_Challenge:_
Look through the data below and say how many of its lines contain "name", adding nothing else.

_ _ _ _

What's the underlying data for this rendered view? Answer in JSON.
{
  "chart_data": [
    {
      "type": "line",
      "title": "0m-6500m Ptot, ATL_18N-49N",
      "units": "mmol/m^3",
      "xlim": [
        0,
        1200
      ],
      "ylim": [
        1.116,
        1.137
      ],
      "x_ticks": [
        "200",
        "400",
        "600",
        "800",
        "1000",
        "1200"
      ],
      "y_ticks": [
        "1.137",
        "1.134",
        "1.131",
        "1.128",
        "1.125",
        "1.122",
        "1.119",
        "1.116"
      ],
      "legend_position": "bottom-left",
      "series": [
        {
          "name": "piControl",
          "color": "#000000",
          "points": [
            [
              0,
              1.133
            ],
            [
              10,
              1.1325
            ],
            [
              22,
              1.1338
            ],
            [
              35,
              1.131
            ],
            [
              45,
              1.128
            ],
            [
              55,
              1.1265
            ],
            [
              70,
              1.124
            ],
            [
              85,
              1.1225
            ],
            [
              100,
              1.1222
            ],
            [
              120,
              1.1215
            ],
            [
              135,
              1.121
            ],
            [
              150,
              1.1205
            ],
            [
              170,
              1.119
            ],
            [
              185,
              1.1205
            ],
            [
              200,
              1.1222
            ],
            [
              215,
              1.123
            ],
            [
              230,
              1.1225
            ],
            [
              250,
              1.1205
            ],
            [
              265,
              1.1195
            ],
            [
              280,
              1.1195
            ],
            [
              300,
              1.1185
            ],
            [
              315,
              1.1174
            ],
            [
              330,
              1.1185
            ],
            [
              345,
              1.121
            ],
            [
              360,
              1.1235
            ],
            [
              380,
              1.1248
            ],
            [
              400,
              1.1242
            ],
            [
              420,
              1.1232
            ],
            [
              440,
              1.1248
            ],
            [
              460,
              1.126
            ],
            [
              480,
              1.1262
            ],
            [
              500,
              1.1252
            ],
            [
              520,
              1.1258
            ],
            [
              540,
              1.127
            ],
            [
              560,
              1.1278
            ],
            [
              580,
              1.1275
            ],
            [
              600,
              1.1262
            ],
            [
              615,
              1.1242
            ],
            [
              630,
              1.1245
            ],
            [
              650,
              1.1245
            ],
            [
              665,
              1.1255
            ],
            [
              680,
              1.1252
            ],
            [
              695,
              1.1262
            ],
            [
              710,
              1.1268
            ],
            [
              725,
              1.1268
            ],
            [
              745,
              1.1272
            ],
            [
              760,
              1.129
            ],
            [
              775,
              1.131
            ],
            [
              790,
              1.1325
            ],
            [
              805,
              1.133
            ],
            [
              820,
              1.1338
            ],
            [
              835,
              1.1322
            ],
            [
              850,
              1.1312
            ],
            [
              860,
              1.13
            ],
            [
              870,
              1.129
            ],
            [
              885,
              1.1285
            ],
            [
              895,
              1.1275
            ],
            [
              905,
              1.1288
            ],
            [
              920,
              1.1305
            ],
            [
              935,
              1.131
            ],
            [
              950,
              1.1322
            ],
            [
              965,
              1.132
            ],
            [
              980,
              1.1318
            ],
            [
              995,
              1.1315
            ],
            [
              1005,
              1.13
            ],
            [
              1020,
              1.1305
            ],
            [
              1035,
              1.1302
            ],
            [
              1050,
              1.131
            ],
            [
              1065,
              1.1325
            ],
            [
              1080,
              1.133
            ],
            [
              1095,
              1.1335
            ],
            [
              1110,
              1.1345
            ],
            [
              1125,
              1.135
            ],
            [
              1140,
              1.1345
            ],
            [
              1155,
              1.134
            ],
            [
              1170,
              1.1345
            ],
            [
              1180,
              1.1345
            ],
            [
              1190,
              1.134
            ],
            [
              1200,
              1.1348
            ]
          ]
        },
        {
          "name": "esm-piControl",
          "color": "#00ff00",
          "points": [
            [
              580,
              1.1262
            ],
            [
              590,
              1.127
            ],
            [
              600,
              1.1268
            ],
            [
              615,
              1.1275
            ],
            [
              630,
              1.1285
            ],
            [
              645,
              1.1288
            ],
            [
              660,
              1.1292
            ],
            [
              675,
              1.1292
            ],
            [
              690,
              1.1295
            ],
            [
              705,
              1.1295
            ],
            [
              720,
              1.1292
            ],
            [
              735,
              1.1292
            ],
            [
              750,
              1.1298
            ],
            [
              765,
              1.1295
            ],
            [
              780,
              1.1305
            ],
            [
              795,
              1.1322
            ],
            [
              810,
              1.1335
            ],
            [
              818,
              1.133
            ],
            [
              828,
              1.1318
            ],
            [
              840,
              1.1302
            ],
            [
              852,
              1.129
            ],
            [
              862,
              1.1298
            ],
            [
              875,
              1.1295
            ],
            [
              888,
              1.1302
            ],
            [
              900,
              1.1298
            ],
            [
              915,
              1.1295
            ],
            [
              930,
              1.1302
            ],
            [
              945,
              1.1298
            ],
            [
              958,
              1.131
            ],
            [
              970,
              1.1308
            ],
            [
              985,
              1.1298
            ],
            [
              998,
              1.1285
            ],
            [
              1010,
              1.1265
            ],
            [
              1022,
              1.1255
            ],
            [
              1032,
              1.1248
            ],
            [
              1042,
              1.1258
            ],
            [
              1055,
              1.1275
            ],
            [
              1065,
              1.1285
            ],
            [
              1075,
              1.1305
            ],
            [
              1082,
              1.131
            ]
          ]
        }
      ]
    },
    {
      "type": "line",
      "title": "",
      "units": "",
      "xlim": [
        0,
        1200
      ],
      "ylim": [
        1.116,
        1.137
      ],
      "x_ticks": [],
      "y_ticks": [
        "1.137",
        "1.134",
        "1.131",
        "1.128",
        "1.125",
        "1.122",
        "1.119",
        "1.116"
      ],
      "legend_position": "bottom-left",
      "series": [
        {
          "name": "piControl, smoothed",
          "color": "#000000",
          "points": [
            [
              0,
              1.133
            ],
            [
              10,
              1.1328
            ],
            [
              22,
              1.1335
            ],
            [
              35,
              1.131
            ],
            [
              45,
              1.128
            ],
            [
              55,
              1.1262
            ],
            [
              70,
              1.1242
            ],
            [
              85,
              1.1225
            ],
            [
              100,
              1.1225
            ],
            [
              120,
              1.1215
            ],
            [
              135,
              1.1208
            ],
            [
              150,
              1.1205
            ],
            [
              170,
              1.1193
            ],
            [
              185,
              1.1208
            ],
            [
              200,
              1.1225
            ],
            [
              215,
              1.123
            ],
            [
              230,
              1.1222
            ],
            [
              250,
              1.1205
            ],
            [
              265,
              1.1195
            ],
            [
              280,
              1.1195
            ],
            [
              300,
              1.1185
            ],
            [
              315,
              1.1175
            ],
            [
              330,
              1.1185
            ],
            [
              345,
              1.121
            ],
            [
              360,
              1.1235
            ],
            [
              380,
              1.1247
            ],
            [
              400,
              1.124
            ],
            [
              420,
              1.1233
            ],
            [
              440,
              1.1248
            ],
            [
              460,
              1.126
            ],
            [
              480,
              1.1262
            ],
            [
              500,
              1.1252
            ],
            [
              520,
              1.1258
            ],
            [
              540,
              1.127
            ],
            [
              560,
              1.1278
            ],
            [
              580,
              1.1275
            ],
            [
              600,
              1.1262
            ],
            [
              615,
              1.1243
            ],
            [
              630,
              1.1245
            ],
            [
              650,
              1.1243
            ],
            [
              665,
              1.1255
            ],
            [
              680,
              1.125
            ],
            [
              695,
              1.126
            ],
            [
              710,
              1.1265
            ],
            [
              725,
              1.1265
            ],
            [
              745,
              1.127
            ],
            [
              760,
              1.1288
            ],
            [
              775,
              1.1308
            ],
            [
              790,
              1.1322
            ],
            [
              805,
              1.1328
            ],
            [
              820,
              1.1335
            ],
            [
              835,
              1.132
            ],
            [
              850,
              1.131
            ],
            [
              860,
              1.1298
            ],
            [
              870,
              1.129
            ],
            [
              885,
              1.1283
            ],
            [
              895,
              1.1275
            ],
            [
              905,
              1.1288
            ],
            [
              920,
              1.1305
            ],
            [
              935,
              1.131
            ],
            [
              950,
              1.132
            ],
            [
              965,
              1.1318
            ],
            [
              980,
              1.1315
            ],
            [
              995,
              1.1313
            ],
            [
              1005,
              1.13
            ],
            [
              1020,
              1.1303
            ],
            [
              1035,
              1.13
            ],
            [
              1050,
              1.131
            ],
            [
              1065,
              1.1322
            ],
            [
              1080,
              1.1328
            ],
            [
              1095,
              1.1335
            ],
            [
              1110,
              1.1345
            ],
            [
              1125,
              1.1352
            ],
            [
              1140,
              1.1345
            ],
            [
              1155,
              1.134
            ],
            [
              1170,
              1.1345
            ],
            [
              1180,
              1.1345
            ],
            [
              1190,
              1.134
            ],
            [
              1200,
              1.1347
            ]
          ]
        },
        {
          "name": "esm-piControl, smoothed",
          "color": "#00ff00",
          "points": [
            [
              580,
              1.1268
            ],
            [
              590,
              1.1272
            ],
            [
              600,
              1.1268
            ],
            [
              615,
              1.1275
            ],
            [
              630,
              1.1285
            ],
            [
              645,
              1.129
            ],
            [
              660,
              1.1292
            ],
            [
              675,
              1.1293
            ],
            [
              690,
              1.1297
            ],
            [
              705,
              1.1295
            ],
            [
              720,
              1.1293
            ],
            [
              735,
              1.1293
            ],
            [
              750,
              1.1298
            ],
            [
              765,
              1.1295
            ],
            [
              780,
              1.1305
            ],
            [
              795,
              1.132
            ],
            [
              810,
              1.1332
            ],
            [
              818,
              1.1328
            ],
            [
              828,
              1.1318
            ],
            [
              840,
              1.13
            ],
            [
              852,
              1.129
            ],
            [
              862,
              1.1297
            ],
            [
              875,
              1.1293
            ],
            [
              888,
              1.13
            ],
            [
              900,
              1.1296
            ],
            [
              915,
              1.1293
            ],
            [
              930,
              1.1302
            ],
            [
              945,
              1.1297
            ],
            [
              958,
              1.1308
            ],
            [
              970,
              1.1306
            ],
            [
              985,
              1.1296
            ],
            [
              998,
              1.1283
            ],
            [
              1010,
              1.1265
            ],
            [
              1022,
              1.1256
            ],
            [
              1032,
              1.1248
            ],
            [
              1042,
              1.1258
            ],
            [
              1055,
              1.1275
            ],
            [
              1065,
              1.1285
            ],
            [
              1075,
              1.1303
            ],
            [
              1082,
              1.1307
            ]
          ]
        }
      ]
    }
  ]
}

_ _ _ _

_Exercise output:_
4